+++ Source material +++

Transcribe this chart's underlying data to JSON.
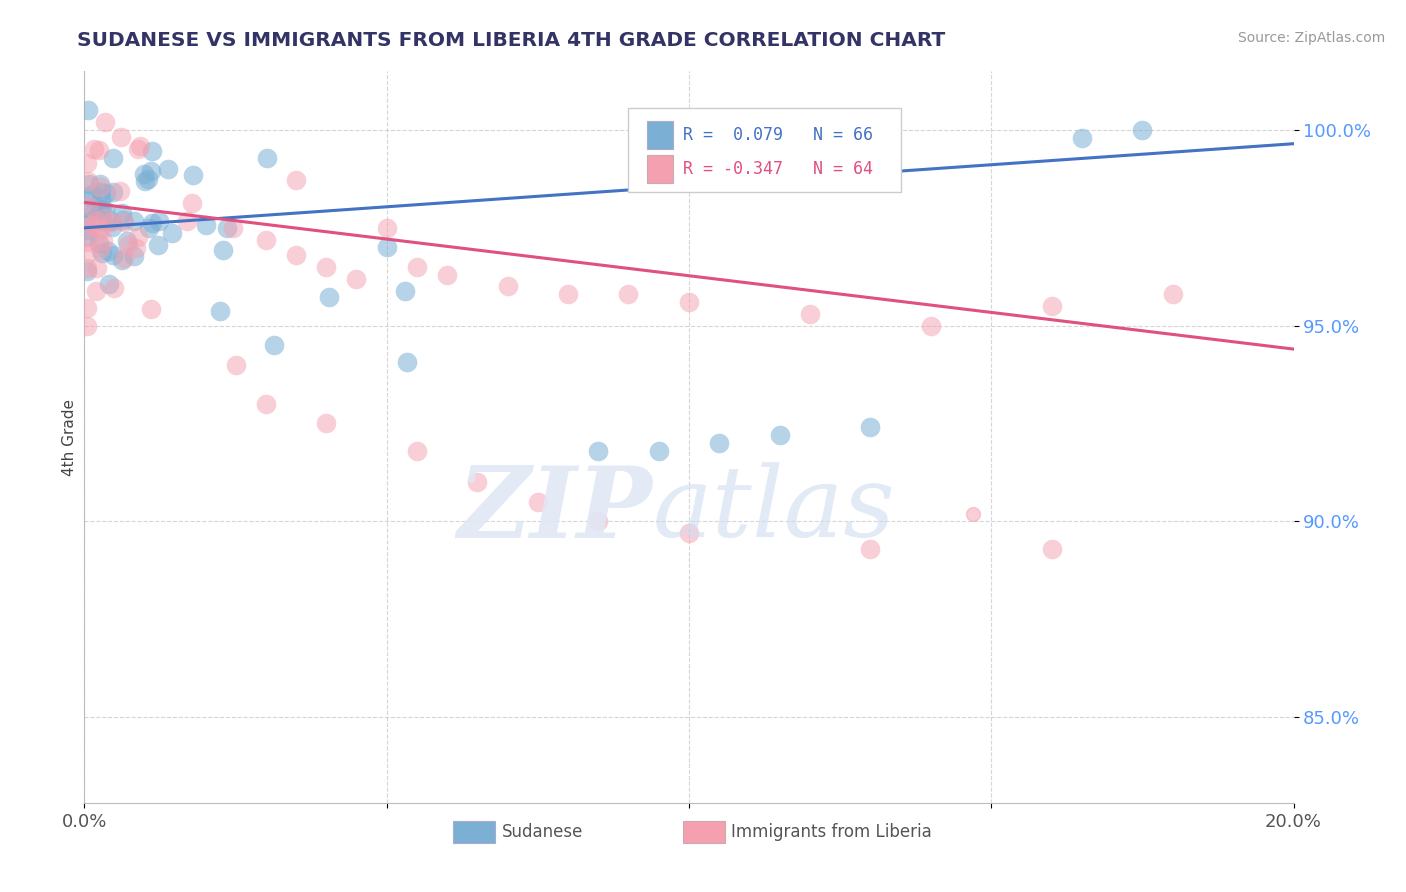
{
  "title": "SUDANESE VS IMMIGRANTS FROM LIBERIA 4TH GRADE CORRELATION CHART",
  "source": "Source: ZipAtlas.com",
  "ylabel": "4th Grade",
  "xlim": [
    0.0,
    0.2
  ],
  "ylim": [
    0.828,
    1.015
  ],
  "xticks": [
    0.0,
    0.05,
    0.1,
    0.15,
    0.2
  ],
  "xticklabels": [
    "0.0%",
    "",
    "",
    "",
    "20.0%"
  ],
  "yticks": [
    0.85,
    0.9,
    0.95,
    1.0
  ],
  "yticklabels": [
    "85.0%",
    "90.0%",
    "95.0%",
    "100.0%"
  ],
  "blue_color": "#7BAFD4",
  "pink_color": "#F4A0B0",
  "blue_line_color": "#4472C4",
  "pink_line_color": "#E05080",
  "blue_R": 0.079,
  "pink_R": -0.347,
  "blue_N": 66,
  "pink_N": 64,
  "blue_line_x0": 0.0,
  "blue_line_y0": 0.975,
  "blue_line_x1": 0.2,
  "blue_line_y1": 0.9965,
  "pink_line_x0": 0.0,
  "pink_line_y0": 0.9815,
  "pink_line_x1": 0.2,
  "pink_line_y1": 0.944
}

+++

_Work required_
Retype the whole listing, keeping every line identical and omitting all pictures.

_Worked solution_
Transcribe this chart's underlying data to JSON.
{
  "title": "SUDANESE VS IMMIGRANTS FROM LIBERIA 4TH GRADE CORRELATION CHART",
  "source": "Source: ZipAtlas.com",
  "ylabel": "4th Grade",
  "xlim": [
    0.0,
    0.2
  ],
  "ylim": [
    0.828,
    1.015
  ],
  "xticks": [
    0.0,
    0.05,
    0.1,
    0.15,
    0.2
  ],
  "xticklabels": [
    "0.0%",
    "",
    "",
    "",
    "20.0%"
  ],
  "yticks": [
    0.85,
    0.9,
    0.95,
    1.0
  ],
  "yticklabels": [
    "85.0%",
    "90.0%",
    "95.0%",
    "100.0%"
  ],
  "blue_color": "#7BAFD4",
  "pink_color": "#F4A0B0",
  "blue_line_color": "#4472C4",
  "pink_line_color": "#E05080",
  "blue_R": 0.079,
  "pink_R": -0.347,
  "blue_N": 66,
  "pink_N": 64,
  "blue_line_x0": 0.0,
  "blue_line_y0": 0.975,
  "blue_line_x1": 0.2,
  "blue_line_y1": 0.9965,
  "pink_line_x0": 0.0,
  "pink_line_y0": 0.9815,
  "pink_line_x1": 0.2,
  "pink_line_y1": 0.944
}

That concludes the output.